* start *

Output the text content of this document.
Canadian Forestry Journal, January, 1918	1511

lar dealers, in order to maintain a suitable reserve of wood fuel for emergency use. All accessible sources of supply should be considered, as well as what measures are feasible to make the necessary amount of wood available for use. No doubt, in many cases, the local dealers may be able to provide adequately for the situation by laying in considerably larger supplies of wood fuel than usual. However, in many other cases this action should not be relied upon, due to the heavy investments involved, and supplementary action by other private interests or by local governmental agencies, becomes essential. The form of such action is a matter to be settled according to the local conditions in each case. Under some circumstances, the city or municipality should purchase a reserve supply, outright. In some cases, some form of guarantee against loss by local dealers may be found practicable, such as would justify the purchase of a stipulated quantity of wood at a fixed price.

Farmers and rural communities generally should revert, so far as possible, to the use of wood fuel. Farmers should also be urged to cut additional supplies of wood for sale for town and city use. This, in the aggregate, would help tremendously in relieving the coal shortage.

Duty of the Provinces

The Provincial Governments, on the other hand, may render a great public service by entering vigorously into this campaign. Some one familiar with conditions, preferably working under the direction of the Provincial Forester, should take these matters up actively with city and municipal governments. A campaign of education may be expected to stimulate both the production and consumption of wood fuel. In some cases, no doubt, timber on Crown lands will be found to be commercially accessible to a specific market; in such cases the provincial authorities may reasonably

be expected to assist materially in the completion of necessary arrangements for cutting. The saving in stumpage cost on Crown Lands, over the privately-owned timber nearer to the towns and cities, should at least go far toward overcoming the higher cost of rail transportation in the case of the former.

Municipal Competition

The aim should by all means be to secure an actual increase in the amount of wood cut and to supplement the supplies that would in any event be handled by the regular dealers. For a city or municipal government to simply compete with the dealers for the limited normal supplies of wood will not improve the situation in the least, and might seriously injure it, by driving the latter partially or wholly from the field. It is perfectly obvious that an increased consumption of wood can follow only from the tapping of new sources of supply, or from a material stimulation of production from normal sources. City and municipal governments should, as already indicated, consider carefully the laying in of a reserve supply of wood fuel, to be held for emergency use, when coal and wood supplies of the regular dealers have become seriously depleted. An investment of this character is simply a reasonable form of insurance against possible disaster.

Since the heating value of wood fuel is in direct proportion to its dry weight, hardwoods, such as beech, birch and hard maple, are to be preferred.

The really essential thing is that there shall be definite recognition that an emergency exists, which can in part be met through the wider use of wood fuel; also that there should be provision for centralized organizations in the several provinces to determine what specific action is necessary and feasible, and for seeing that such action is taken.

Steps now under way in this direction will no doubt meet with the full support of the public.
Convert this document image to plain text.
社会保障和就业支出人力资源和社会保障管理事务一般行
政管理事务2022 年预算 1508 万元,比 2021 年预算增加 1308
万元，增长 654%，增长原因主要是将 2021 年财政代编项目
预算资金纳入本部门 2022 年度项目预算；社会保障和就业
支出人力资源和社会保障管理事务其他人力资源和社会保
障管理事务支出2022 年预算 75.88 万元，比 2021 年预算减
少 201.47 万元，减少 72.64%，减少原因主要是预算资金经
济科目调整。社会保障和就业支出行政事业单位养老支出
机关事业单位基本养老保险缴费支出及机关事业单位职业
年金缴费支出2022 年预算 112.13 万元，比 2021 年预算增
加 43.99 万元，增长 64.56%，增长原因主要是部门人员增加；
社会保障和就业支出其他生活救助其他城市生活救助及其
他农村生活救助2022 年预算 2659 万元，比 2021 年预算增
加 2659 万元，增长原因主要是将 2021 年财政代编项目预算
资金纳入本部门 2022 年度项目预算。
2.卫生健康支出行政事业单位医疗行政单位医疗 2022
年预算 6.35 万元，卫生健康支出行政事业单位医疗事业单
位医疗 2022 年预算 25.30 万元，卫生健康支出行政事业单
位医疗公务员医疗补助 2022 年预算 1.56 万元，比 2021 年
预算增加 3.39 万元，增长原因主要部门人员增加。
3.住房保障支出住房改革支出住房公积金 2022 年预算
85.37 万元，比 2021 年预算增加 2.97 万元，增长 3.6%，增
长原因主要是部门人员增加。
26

* end *

What to produce:
In the entries above, find lines with "action" and copy each.

Exercise answer:
lar dealers, in order to maintain a suitable reserve of wood fuel for emergency use. All accessible sources of supply should be considered, as well as what measures are feasible to make the necessary amount of wood available for use. No doubt, in many cases, the local dealers may be able to provide adequately for the situation by laying in considerably larger supplies of wood fuel than usual. However, in many other cases this action should not be relied upon, due to the heavy investments involved, and supplementary action by other private interests or by local governmental agencies, becomes essential. The form of such action is a matter to be settled according to the local conditions in each case. Under some circumstances, the city or municipality should purchase a reserve supply, outright. In some cases, some form of guarantee against loss by local dealers may be found practicable, such as would justify the purchase of a stipulated quantity of wood at a fixed price.
The really essential thing is that there shall be definite recognition that an emergency exists, which can in part be met through the wider use of wood fuel; also that there should be provision for centralized organizations in the several provinces to determine what specific action is necessary and feasible, and for seeing that such action is taken.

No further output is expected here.